═══ Record excerpts

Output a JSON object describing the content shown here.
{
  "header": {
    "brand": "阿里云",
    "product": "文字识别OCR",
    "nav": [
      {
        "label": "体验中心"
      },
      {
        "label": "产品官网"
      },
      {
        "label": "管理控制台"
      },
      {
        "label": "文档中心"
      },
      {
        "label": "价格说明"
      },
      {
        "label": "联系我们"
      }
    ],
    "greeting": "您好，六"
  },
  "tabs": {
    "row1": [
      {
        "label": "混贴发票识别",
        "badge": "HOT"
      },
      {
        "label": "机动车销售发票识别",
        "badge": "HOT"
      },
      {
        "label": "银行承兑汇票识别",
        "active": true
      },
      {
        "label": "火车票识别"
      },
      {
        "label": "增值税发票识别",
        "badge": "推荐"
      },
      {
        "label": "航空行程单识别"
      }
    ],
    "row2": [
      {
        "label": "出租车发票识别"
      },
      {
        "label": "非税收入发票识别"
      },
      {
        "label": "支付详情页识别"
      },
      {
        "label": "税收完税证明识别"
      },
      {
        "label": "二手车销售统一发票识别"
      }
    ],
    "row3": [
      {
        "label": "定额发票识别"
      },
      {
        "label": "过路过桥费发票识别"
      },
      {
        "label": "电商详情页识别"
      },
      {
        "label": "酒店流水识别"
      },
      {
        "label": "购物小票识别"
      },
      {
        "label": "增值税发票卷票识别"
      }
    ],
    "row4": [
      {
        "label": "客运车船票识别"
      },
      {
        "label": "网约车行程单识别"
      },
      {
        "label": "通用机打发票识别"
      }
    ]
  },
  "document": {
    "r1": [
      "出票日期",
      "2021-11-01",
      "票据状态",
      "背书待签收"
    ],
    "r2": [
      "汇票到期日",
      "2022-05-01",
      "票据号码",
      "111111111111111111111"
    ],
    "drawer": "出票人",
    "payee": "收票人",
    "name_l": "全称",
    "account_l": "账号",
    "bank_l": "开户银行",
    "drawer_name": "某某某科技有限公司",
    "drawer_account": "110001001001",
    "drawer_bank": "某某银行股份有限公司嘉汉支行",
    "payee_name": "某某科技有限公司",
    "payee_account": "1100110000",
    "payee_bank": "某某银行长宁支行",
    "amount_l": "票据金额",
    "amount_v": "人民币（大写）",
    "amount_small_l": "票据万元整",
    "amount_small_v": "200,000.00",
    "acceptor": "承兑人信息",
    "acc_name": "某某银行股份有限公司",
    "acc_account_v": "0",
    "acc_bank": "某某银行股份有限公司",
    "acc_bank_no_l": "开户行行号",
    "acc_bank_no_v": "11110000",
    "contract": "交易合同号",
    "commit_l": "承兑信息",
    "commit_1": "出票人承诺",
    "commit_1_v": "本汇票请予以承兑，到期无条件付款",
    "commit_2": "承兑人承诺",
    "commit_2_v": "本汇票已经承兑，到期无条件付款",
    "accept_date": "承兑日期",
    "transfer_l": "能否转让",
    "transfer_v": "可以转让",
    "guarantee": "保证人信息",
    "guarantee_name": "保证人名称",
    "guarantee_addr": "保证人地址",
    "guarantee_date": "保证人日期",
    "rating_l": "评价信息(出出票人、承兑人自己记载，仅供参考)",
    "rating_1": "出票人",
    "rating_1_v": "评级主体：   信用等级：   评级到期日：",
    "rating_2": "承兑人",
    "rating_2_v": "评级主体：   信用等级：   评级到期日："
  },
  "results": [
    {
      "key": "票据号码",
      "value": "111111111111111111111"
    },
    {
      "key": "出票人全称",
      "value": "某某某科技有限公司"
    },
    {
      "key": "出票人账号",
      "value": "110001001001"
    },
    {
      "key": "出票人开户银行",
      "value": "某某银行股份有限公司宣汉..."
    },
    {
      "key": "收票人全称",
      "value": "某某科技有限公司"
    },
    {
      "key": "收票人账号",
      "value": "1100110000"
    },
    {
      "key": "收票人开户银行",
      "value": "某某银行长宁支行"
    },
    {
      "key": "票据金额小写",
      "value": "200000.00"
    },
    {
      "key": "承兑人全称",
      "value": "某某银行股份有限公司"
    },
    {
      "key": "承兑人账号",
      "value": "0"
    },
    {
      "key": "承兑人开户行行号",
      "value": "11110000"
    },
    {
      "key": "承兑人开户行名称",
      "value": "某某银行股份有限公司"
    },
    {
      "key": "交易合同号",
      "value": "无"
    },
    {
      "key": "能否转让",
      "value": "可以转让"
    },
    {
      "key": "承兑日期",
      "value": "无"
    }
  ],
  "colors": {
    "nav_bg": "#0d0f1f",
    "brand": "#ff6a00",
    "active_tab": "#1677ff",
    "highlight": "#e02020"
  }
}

══════

◆ Do this:
Reply with one number only, the count of lines above that hold the string "评级主体".

◆ Result of this task:
2